[Stored data]
---*---

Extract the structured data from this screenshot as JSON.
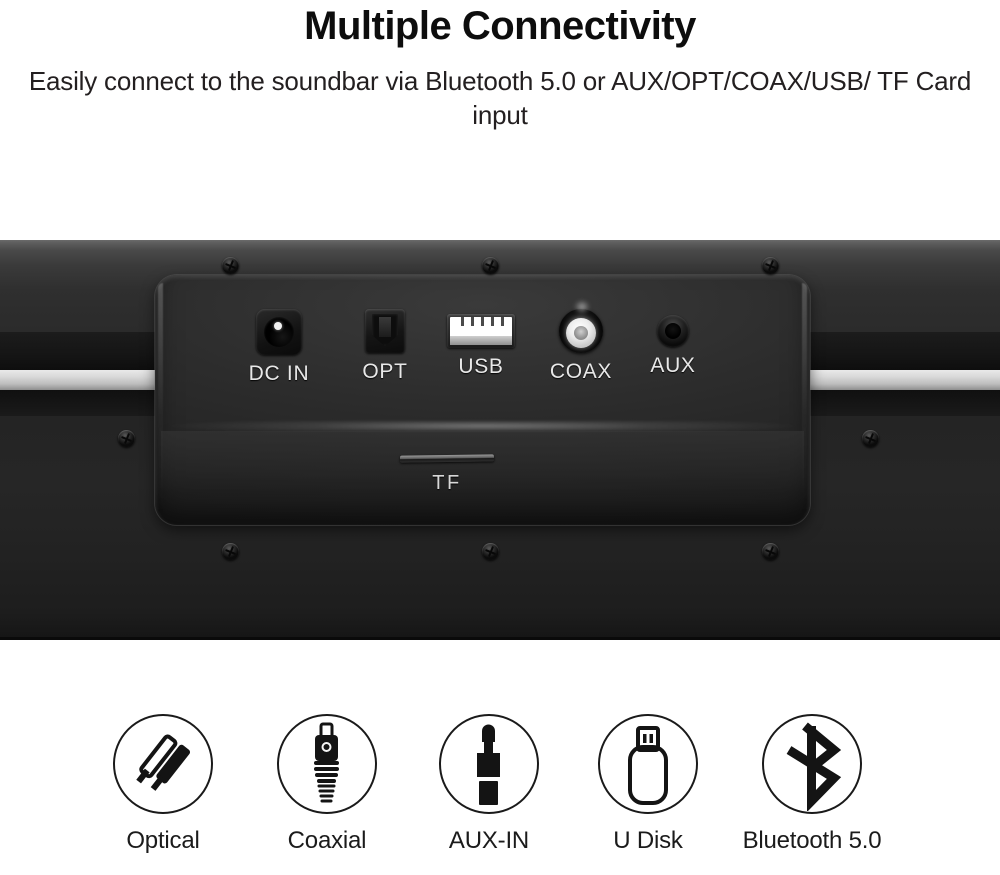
{
  "header": {
    "title": "Multiple Connectivity",
    "subtitle": "Easily connect to the soundbar via Bluetooth 5.0 or AUX/OPT/COAX/USB/ TF Card input"
  },
  "device": {
    "name": "soundbar-rear-panel",
    "ports": [
      {
        "id": "dc-in",
        "label": "DC IN",
        "icon": "dc-power-jack-icon"
      },
      {
        "id": "opt",
        "label": "OPT",
        "icon": "optical-toslink-port-icon"
      },
      {
        "id": "usb",
        "label": "USB",
        "icon": "usb-type-a-port-icon"
      },
      {
        "id": "coax",
        "label": "COAX",
        "icon": "rca-coaxial-jack-icon"
      },
      {
        "id": "aux",
        "label": "AUX",
        "icon": "aux-3-5mm-jack-icon"
      }
    ],
    "card_slot": {
      "id": "tf",
      "label": "TF",
      "icon": "tf-card-slot-icon"
    }
  },
  "connectivity_icons": [
    {
      "id": "optical",
      "label": "Optical",
      "icon": "optical-cable-icon"
    },
    {
      "id": "coaxial",
      "label": "Coaxial",
      "icon": "coaxial-plug-icon"
    },
    {
      "id": "aux-in",
      "label": "AUX-IN",
      "icon": "aux-plug-icon"
    },
    {
      "id": "u-disk",
      "label": "U Disk",
      "icon": "usb-flash-drive-icon"
    },
    {
      "id": "bluetooth",
      "label": "Bluetooth 5.0",
      "icon": "bluetooth-icon"
    }
  ],
  "colors": {
    "background": "#ffffff",
    "text": "#1b1b1b",
    "device_body": "#262626",
    "trim_strip": "#d8d8d8",
    "port_label": "#e8e8e8"
  }
}
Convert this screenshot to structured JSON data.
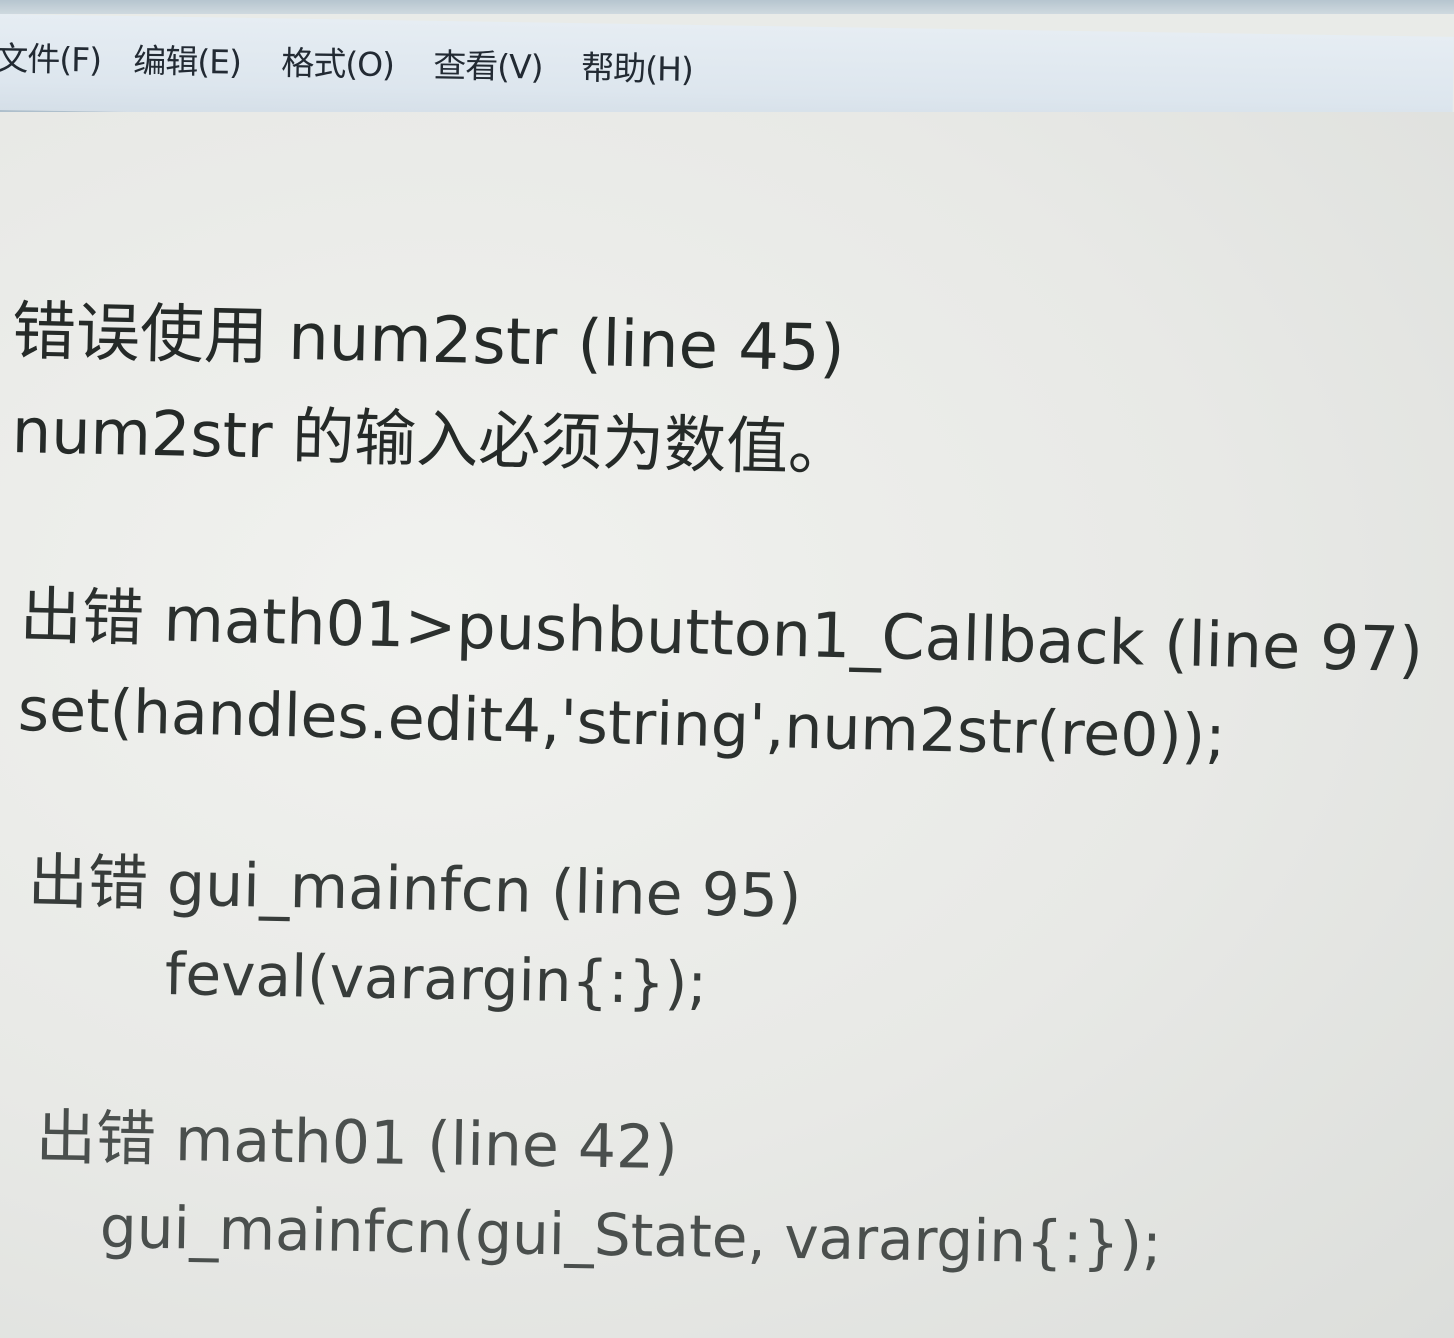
{
  "menu": {
    "file": "文件(F)",
    "edit": "编辑(E)",
    "format": "格式(O)",
    "view": "查看(V)",
    "help": "帮助(H)"
  },
  "document": {
    "lines": [
      "错误使用 num2str (line 45)",
      "num2str 的输入必须为数值。",
      "出错 math01>pushbutton1_Callback (line 97)",
      "set(handles.edit4,'string',num2str(re0));",
      "出错 gui_mainfcn (line 95)",
      "feval(varargin{:});",
      "出错 math01 (line 42)",
      "gui_mainfcn(gui_State, varargin{:});"
    ]
  }
}
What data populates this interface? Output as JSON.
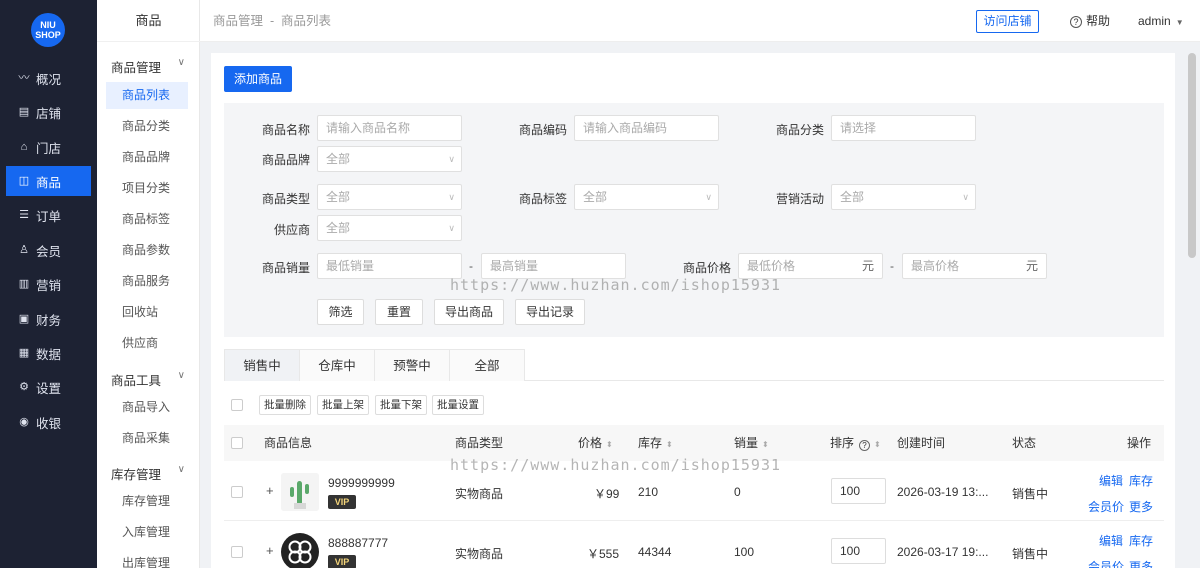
{
  "logo": {
    "line1": "NIU",
    "line2": "SHOP"
  },
  "nav": [
    {
      "label": "概况",
      "icon": "chart-line-icon"
    },
    {
      "label": "店铺",
      "icon": "store-icon"
    },
    {
      "label": "门店",
      "icon": "shop-front-icon"
    },
    {
      "label": "商品",
      "icon": "product-icon"
    },
    {
      "label": "订单",
      "icon": "order-icon"
    },
    {
      "label": "会员",
      "icon": "user-icon"
    },
    {
      "label": "营销",
      "icon": "marketing-icon"
    },
    {
      "label": "财务",
      "icon": "finance-icon"
    },
    {
      "label": "数据",
      "icon": "data-icon"
    },
    {
      "label": "设置",
      "icon": "gear-icon"
    },
    {
      "label": "收银",
      "icon": "cashier-icon"
    }
  ],
  "subnav": {
    "title": "商品",
    "group1": "商品管理",
    "group1_items": [
      "商品列表",
      "商品分类",
      "商品品牌",
      "项目分类",
      "商品标签",
      "商品参数",
      "商品服务",
      "回收站",
      "供应商"
    ],
    "group2": "商品工具",
    "group2_items": [
      "商品导入",
      "商品采集"
    ],
    "group3": "库存管理",
    "group3_items": [
      "库存管理",
      "入库管理",
      "出库管理"
    ]
  },
  "topbar": {
    "crumb": "商品管理  -  商品列表",
    "visit": "访问店铺",
    "help": "帮助",
    "user": "admin"
  },
  "add_button": "添加商品",
  "filter": {
    "name_label": "商品名称",
    "name_placeholder": "请输入商品名称",
    "code_label": "商品编码",
    "code_placeholder": "请输入商品编码",
    "category_label": "商品分类",
    "category_placeholder": "请选择",
    "brand_label": "商品品牌",
    "brand_value": "全部",
    "type_label": "商品类型",
    "type_value": "全部",
    "tag_label": "商品标签",
    "tag_value": "全部",
    "promo_label": "营销活动",
    "promo_value": "全部",
    "supplier_label": "供应商",
    "supplier_value": "全部",
    "sales_label": "商品销量",
    "sales_min": "最低销量",
    "sales_max": "最高销量",
    "price_label": "商品价格",
    "price_min": "最低价格",
    "price_max": "最高价格",
    "unit": "元",
    "dash": "-",
    "btn_filter": "筛选",
    "btn_reset": "重置",
    "btn_export": "导出商品",
    "btn_records": "导出记录"
  },
  "tabs": [
    "销售中",
    "仓库中",
    "预警中",
    "全部"
  ],
  "batch": [
    "批量删除",
    "批量上架",
    "批量下架",
    "批量设置"
  ],
  "table": {
    "headers": {
      "info": "商品信息",
      "type": "商品类型",
      "price": "价格",
      "stock": "库存",
      "sales": "销量",
      "sort": "排序",
      "created": "创建时间",
      "status": "状态",
      "ops": "操作"
    },
    "rows": [
      {
        "name": "9999999999",
        "badge": "VIP",
        "type": "实物商品",
        "price": "￥99",
        "stock": "210",
        "sales": "0",
        "sort": "100",
        "created": "2026-03-19 13:...",
        "status": "销售中",
        "op1": "编辑",
        "op2": "库存",
        "op3": "会员价",
        "op4": "更多",
        "plus": "+"
      },
      {
        "name": "888887777",
        "badge": "VIP",
        "type": "实物商品",
        "price": "￥555",
        "stock": "44344",
        "sales": "100",
        "sort": "100",
        "created": "2026-03-17 19:...",
        "status": "销售中",
        "op1": "编辑",
        "op2": "库存",
        "op3": "会员价",
        "op4": "更多",
        "plus": "+"
      }
    ]
  },
  "watermark": "https://www.huzhan.com/ishop15931"
}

---*---

Short problem — Note each line of the entries that has "created" in it, and copy those lines.

Result of this exercise —
      "created": "创建时间",
        "created": "2026-03-19 13:...",
        "created": "2026-03-17 19:...",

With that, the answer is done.